## REQUIRED WORK
Copy the records below word for word, beginning with the line that contains "Give me the" and continuing through the line that contains "value-cell: 1, 268, 051, 118.", with both of those lines included. Leave the pictures out of your copy.

## DATA PROVIDED
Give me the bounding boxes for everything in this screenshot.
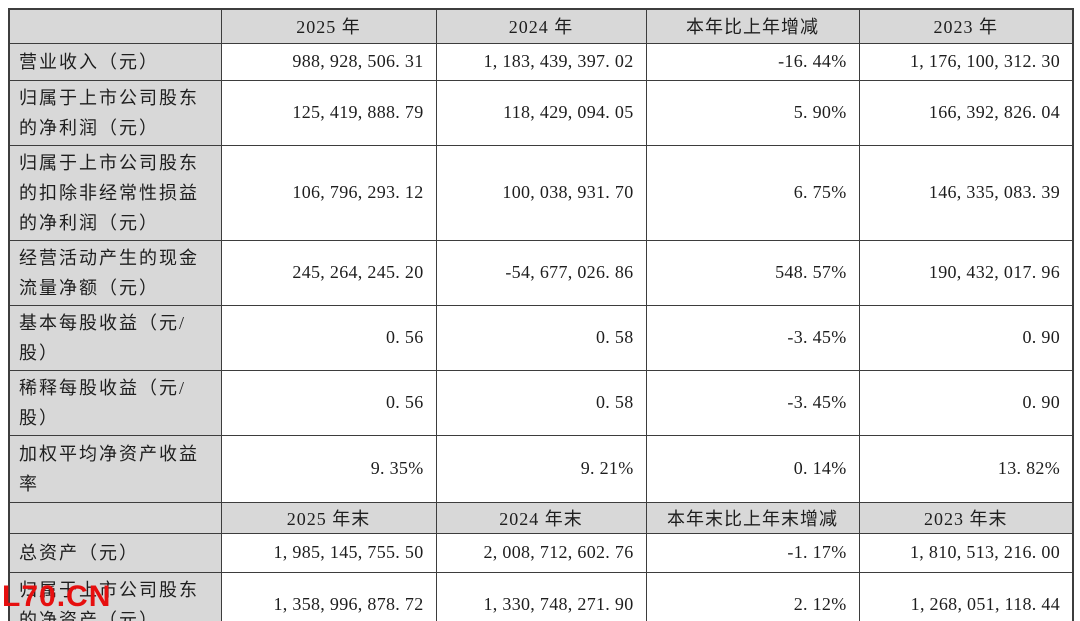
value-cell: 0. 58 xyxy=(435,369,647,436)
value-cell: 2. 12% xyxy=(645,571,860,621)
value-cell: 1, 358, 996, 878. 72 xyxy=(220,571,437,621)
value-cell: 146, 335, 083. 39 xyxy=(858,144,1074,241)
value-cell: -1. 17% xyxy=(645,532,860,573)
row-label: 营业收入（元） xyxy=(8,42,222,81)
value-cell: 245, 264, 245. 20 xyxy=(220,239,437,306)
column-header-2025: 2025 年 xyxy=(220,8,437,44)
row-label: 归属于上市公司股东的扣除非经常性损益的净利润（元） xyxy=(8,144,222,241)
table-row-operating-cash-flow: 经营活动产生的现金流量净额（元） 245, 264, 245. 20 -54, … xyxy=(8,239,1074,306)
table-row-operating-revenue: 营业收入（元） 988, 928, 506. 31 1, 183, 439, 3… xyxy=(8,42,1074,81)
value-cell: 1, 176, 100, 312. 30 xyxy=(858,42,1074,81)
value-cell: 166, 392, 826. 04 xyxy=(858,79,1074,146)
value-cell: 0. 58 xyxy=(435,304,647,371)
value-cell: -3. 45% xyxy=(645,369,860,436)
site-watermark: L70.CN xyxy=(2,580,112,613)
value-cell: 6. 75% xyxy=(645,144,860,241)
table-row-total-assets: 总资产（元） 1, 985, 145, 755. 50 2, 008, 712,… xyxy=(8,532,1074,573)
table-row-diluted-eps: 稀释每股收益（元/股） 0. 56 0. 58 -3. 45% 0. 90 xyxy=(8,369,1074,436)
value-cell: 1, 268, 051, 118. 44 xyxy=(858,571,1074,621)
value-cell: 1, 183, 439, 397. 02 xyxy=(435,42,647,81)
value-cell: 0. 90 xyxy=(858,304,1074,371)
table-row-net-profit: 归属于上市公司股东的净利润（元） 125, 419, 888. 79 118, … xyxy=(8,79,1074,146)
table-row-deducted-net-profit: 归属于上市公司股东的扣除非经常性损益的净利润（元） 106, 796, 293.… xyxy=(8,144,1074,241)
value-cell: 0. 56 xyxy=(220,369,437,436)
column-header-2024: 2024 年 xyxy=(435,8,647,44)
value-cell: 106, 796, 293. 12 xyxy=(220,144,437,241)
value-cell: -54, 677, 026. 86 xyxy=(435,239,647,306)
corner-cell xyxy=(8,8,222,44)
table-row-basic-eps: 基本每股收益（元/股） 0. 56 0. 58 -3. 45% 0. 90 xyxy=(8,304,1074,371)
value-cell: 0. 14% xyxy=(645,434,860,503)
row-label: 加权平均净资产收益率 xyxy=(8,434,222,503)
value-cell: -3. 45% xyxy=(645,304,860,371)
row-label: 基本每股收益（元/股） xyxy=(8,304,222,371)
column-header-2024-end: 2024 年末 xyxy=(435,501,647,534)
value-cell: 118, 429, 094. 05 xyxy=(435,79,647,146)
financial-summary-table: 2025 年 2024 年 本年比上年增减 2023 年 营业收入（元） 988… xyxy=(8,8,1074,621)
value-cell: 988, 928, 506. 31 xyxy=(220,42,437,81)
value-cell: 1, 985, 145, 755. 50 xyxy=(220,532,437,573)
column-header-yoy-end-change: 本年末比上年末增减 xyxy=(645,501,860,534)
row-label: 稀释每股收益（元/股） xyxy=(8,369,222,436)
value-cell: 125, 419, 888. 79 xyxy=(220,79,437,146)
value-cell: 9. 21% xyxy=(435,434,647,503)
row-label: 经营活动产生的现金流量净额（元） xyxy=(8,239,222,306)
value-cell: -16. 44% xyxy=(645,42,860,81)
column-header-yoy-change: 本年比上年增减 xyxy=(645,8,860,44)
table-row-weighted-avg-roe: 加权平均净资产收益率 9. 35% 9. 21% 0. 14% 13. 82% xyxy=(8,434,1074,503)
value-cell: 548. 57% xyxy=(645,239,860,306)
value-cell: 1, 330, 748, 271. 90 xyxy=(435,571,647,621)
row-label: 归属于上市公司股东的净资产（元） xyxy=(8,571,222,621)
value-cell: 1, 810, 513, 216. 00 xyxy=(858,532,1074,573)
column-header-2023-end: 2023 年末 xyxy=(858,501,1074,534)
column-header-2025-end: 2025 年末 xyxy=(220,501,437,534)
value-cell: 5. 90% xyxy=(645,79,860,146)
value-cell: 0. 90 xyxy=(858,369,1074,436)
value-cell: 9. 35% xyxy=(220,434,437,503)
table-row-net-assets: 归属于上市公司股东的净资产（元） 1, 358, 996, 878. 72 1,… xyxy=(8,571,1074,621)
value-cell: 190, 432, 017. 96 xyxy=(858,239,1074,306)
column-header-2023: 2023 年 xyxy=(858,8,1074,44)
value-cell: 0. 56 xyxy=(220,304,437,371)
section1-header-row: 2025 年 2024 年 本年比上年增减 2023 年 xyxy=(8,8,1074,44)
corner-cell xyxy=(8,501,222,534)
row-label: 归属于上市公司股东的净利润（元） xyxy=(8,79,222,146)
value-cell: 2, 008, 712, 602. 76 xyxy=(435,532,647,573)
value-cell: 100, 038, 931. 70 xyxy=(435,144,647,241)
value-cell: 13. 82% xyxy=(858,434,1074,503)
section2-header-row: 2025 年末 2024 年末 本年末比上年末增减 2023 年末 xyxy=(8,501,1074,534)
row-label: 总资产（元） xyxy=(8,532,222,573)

--

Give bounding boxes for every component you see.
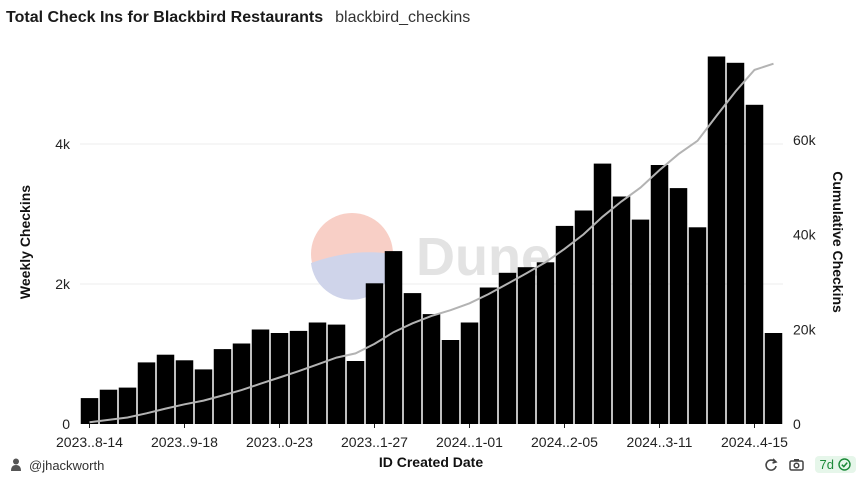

## EXPECTED OUTPUT
Give me the bounding boxes for everything in this screenshot.
value-cell: 0. 58 xyxy=(435,369,647,436)
value-cell: 2. 12% xyxy=(645,571,860,621)
value-cell: 1, 358, 996, 878. 72 xyxy=(220,571,437,621)
value-cell: 146, 335, 083. 39 xyxy=(858,144,1074,241)
value-cell: -1. 17% xyxy=(645,532,860,573)
row-label: 营业收入（元） xyxy=(8,42,222,81)
value-cell: 245, 264, 245. 20 xyxy=(220,239,437,306)
column-header-2025: 2025 年 xyxy=(220,8,437,44)
row-label: 归属于上市公司股东的扣除非经常性损益的净利润（元） xyxy=(8,144,222,241)
table-row-operating-cash-flow: 经营活动产生的现金流量净额（元） 245, 264, 245. 20 -54, … xyxy=(8,239,1074,306)
table-row-operating-revenue: 营业收入（元） 988, 928, 506. 31 1, 183, 439, 3… xyxy=(8,42,1074,81)
value-cell: 1, 176, 100, 312. 30 xyxy=(858,42,1074,81)
value-cell: 166, 392, 826. 04 xyxy=(858,79,1074,146)
value-cell: 0. 58 xyxy=(435,304,647,371)
value-cell: -3. 45% xyxy=(645,369,860,436)
site-watermark: L70.CN xyxy=(2,580,112,613)
value-cell: 6. 75% xyxy=(645,144,860,241)
table-row-total-assets: 总资产（元） 1, 985, 145, 755. 50 2, 008, 712,… xyxy=(8,532,1074,573)
table-row-diluted-eps: 稀释每股收益（元/股） 0. 56 0. 58 -3. 45% 0. 90 xyxy=(8,369,1074,436)
value-cell: 1, 268, 051, 118. 44 xyxy=(858,571,1074,621)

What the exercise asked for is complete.